Задание a =>
Ответьте по фрагменту о Салтыкове:
(i) О чьих похождениях читал свою пьесу Соллогуб?
(ii) Что предлагал сделать перепуганный автор?
(iii) Куда перебрались Салтыковы в октябре 1875 года?

Источник =>
_ _ _ _ _
Настал злополучный вечер. Вскоре же после начала чтения пьесы угрюмо забившийся в угол Салтыков насторожился. Громко и самодовольно, первый смеясь в удачных, на его взгляд, местах, Соллогуб читал про похождения нигилиста, доходящего до воровства. Уже почувствовавший неловкость, Тургенев боялся встретиться глазами с так некстати приглашенным сатириком.
В какой-то момент Соллогуб прервал чтение и вопросительно взглянул на Тургенева, видимо ожидая одобрения. И тот пролепетал что-то о «задатках художественного характера» в изображенном лице.
Вот тут-то и взорвался крепившийся Салтыков, да так, что о дальнейшем чтении и речи быть не могло. С ним было что-то вроде истерики. Задыхаясь и уже не слушая жалких оправданий растерявшегося автора, Михаил Евграфович кричал, что только бесчестный человек может так изображать людей, чьи мысли и чувства ему попросту недоступны, изображать в расчете услышать похвалы в великосветских салонах и в «Московских ведомостях».
На минуту Ивану Сергеевичу показалось, что он перенесся на несколько десятков лет назад и перед ним вырос Белинский, тоже не жаловавший Соллогуба, а главное, способный на столь же гневную отповедь тем, кто оскорблял дорогие ему убеждения.
Перепуганный автор предлагал тут же сжечь свою пьесу.
Тургенев суетился, боясь, что Салтыкову станет плохо…
В октябре 1875 года Салтыковы перебрались в Ниццу, в русский пансион госпожи Даниловой. Здесь господствовали «старые добрые нравы». «Девки!» — зычно разносился голос хозяйки, и Салтыкову казалось, что он не на берегу Средиземного моря, а где-нибудь в Тамбовской губернии. Со всеми ухватками провинциальной барыни пробовала Данилова беседовать с Михаилом Евграфовичем и обижалась на его вечное угрюмое отмалчивание.
_ _ _ _ _
Входные записи =>
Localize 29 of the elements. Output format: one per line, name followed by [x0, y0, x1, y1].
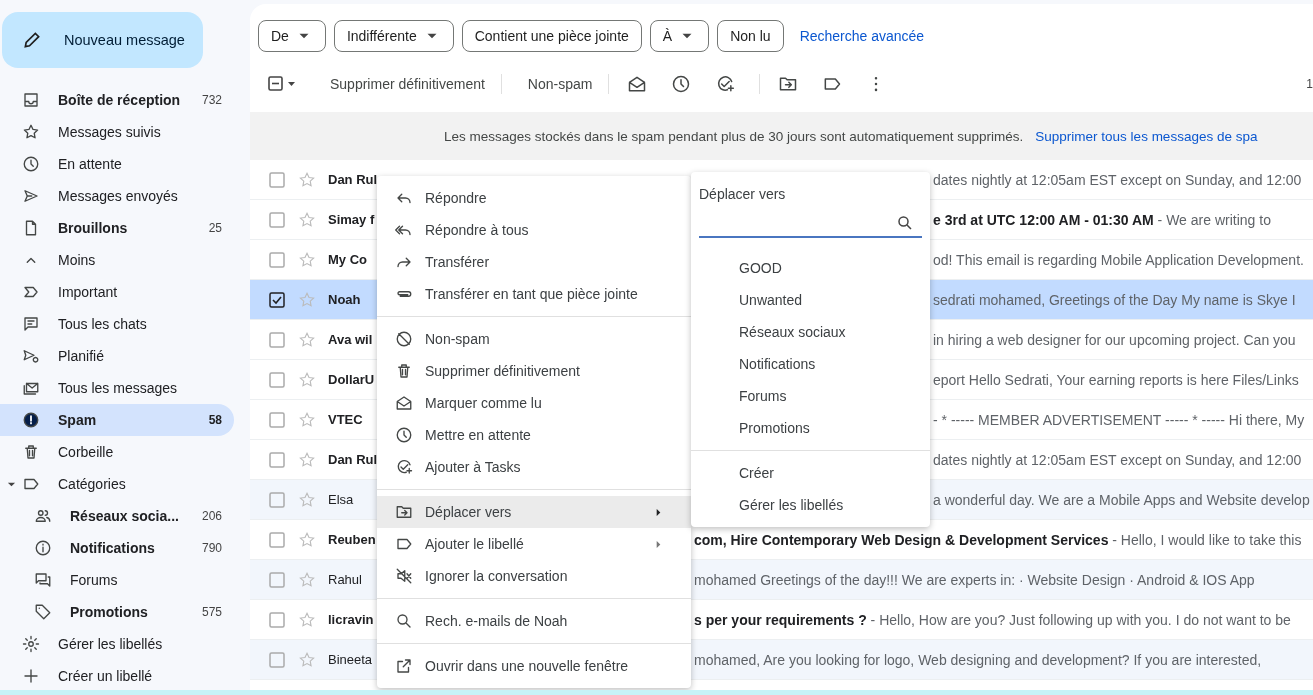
_ _ _ _ _
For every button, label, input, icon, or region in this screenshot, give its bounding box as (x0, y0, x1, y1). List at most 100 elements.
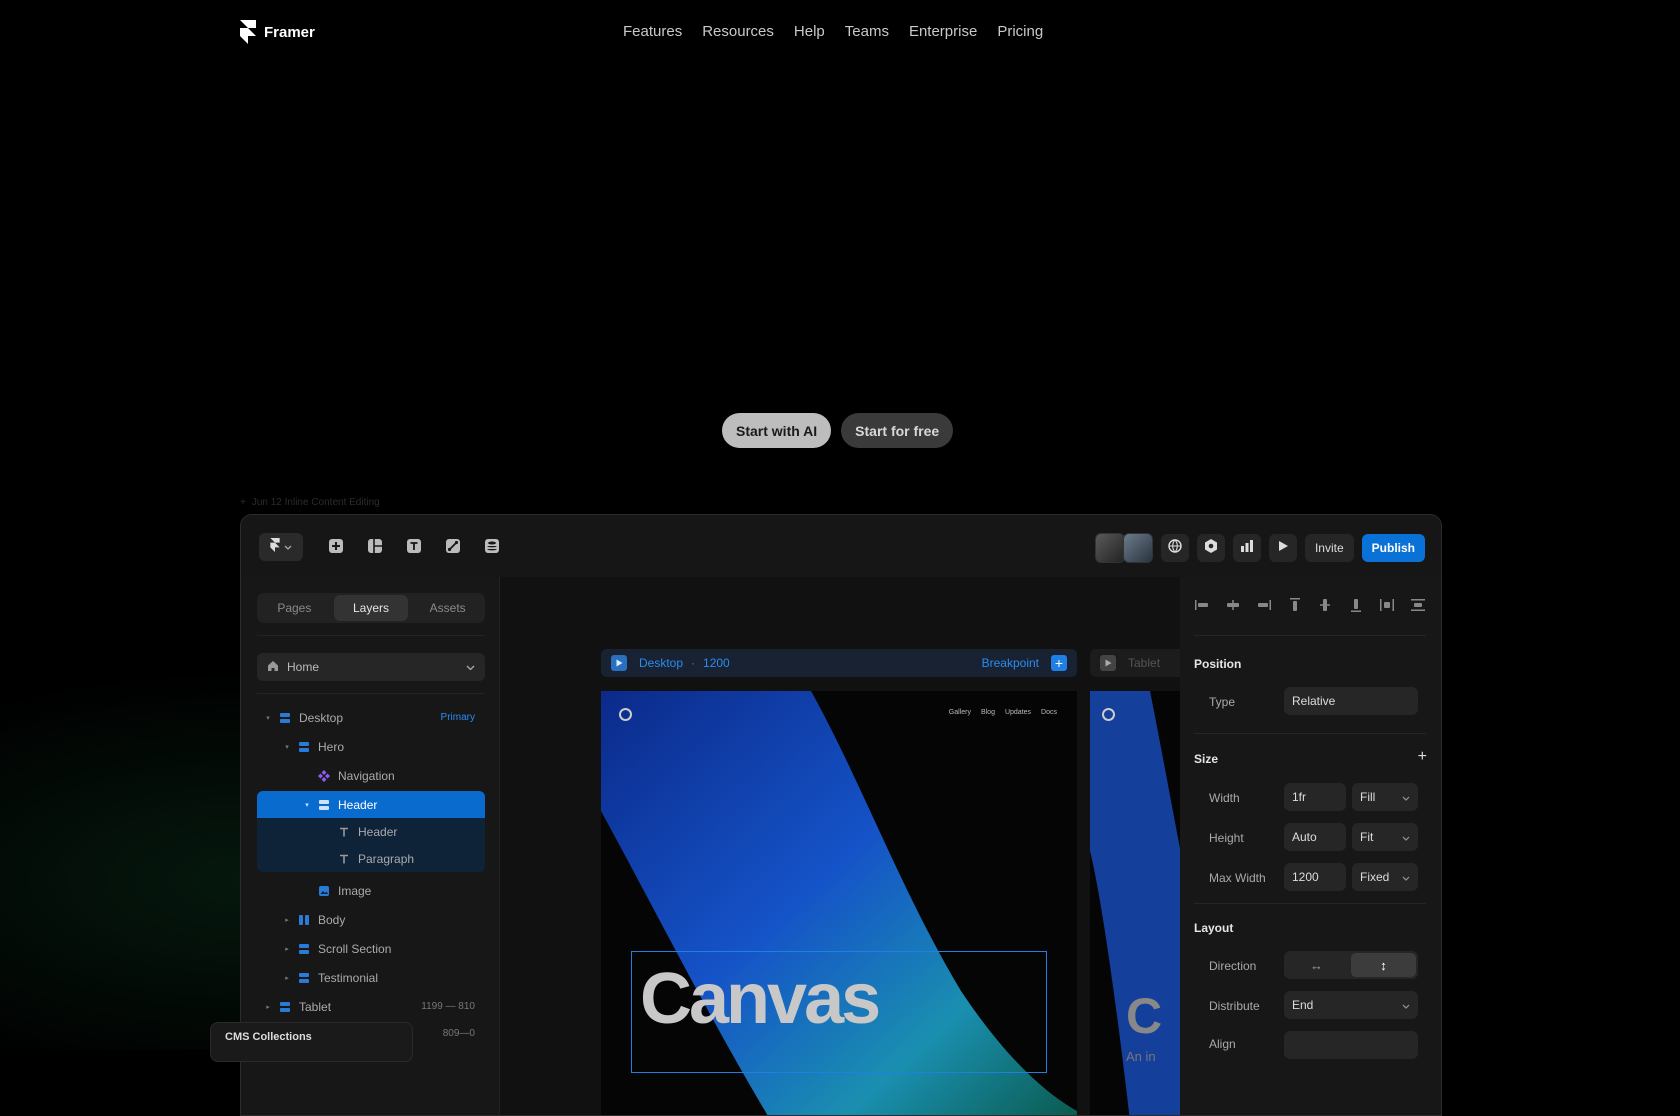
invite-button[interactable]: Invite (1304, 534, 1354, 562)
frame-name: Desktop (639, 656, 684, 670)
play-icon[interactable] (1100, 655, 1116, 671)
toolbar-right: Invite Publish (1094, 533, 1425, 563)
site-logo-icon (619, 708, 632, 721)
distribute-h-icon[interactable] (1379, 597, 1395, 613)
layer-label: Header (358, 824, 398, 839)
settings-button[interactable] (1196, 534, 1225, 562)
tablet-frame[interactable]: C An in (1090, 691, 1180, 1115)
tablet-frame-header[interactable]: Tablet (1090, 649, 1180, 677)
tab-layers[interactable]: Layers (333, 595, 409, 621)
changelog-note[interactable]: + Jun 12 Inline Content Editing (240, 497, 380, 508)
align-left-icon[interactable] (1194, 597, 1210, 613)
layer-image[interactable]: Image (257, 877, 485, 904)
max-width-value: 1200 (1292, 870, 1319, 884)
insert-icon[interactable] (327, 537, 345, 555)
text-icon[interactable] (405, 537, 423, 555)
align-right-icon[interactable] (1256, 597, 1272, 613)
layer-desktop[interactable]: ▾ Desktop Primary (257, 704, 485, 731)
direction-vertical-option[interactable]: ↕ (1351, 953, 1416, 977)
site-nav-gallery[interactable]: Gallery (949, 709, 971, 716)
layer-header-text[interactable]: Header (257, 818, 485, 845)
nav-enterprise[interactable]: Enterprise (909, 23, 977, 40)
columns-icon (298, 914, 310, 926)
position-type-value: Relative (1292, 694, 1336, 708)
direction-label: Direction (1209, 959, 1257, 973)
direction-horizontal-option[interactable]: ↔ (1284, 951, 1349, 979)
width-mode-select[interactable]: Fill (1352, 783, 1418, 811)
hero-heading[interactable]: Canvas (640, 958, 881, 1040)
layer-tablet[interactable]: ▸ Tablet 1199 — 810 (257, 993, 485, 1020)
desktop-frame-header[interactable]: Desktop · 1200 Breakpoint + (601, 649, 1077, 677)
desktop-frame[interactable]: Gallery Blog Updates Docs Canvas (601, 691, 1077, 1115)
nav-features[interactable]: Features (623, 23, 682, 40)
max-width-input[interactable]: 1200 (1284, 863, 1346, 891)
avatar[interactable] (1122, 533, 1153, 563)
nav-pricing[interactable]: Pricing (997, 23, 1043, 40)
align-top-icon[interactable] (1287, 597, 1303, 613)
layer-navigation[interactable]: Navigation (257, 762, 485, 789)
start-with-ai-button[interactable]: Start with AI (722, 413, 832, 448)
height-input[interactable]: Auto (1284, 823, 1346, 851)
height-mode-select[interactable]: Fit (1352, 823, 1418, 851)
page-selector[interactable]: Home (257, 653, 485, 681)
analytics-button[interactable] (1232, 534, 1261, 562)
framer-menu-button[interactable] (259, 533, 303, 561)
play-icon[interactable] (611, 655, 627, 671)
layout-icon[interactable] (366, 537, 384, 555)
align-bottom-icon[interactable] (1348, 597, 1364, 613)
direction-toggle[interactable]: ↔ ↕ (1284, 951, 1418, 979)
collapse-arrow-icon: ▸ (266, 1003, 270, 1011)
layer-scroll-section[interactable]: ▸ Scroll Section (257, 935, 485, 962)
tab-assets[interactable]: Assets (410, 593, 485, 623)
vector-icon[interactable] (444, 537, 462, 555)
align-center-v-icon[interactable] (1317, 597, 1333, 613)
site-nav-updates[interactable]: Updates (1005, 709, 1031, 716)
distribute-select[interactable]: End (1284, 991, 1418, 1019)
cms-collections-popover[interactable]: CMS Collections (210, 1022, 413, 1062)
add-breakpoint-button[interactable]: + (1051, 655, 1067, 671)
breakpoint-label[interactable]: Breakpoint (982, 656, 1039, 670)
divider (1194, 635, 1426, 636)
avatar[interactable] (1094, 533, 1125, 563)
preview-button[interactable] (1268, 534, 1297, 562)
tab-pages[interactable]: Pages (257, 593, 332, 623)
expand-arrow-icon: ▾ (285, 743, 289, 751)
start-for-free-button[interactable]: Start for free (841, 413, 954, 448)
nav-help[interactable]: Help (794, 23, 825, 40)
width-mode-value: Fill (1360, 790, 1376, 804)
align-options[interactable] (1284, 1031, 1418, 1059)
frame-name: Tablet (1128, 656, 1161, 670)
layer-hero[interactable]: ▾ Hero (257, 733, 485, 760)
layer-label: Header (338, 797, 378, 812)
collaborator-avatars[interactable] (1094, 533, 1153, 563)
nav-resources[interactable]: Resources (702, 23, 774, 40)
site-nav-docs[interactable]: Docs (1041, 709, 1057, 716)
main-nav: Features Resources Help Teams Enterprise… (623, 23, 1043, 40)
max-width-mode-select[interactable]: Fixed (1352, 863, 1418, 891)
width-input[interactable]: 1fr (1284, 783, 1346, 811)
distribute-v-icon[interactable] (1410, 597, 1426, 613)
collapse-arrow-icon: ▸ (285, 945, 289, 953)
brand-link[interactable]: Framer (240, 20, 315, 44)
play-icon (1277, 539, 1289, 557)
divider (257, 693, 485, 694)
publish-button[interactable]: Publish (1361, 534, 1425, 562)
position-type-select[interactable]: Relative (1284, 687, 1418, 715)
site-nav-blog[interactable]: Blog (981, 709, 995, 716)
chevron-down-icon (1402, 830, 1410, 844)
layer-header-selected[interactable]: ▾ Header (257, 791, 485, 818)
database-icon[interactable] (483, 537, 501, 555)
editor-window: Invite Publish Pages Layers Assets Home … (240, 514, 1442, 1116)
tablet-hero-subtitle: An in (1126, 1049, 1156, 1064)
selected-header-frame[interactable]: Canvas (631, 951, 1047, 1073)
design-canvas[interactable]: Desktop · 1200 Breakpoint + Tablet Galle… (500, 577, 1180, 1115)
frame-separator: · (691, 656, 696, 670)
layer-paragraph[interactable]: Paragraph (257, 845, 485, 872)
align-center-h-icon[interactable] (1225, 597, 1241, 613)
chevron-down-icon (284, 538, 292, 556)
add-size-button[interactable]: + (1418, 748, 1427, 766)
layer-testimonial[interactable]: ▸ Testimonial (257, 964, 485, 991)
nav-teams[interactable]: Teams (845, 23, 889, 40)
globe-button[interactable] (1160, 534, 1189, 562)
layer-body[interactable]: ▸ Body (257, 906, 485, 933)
_ _ _ _ _
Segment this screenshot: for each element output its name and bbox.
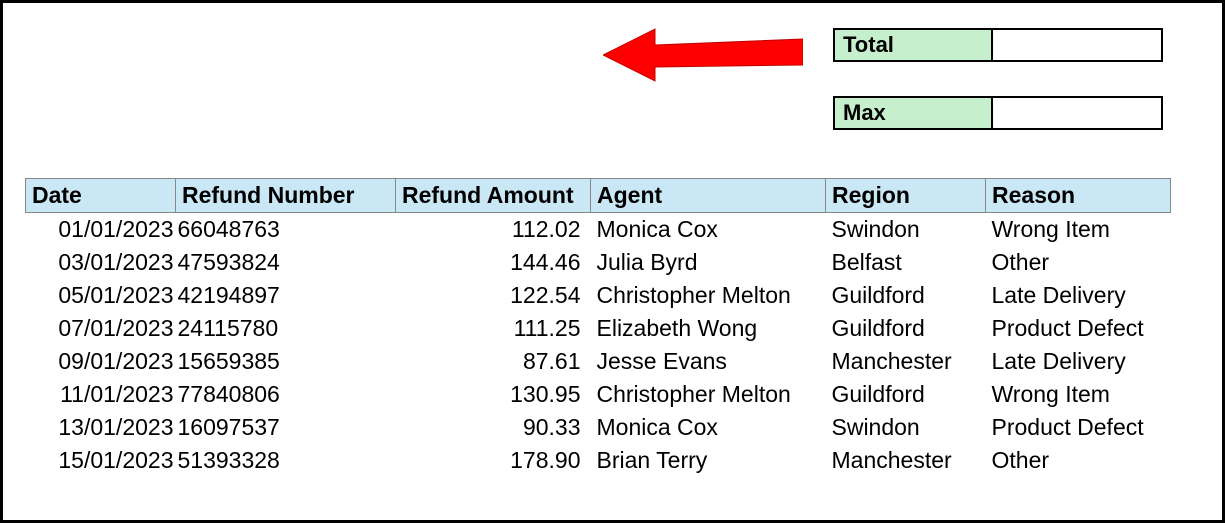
_ _ _ _ _
Задание b => Замените «interactable» на «clickable» в записях, начиная со строки с «For every button, label, input, icon, or» и заканчивая строкой с «max-width-value: 1200 (1292, 870, 1319, 884)», ничего больше не меняя. Выведите только эти строки без изображений.

Правильный ответ a =>
(i) О похождениях нигилиста, доходящего до воровства.
(ii) Тут же сжечь свою пьесу.
(iii) В Ниццу, в русский пансион госпожи Даниловой.

Правильный ответ b =>
For every button, label, input, icon, or region in this screenshot, give its bounding box as (x0, y0, x1, y1). List at most 100 elements.
invite-button[clickable]: Invite (1304, 534, 1354, 562)
frame-name: Desktop (639, 656, 684, 670)
play-icon[clickable] (1100, 655, 1116, 671)
toolbar-right: Invite Publish (1094, 533, 1425, 563)
site-logo-icon (619, 708, 632, 721)
distribute-h-icon[clickable] (1379, 597, 1395, 613)
layer-label: Header (358, 824, 398, 839)
settings-button[clickable] (1196, 534, 1225, 562)
tablet-frame[clickable]: C An in (1090, 691, 1180, 1115)
tablet-frame-header[clickable]: Tablet (1090, 649, 1180, 677)
tab-layers[clickable]: Layers (333, 595, 409, 621)
changelog-note[clickable]: + Jun 12 Inline Content Editing (240, 497, 380, 508)
align-left-icon[clickable] (1194, 597, 1210, 613)
layer-image[clickable]: Image (257, 877, 485, 904)
max-width-value: 1200 (1292, 870, 1319, 884)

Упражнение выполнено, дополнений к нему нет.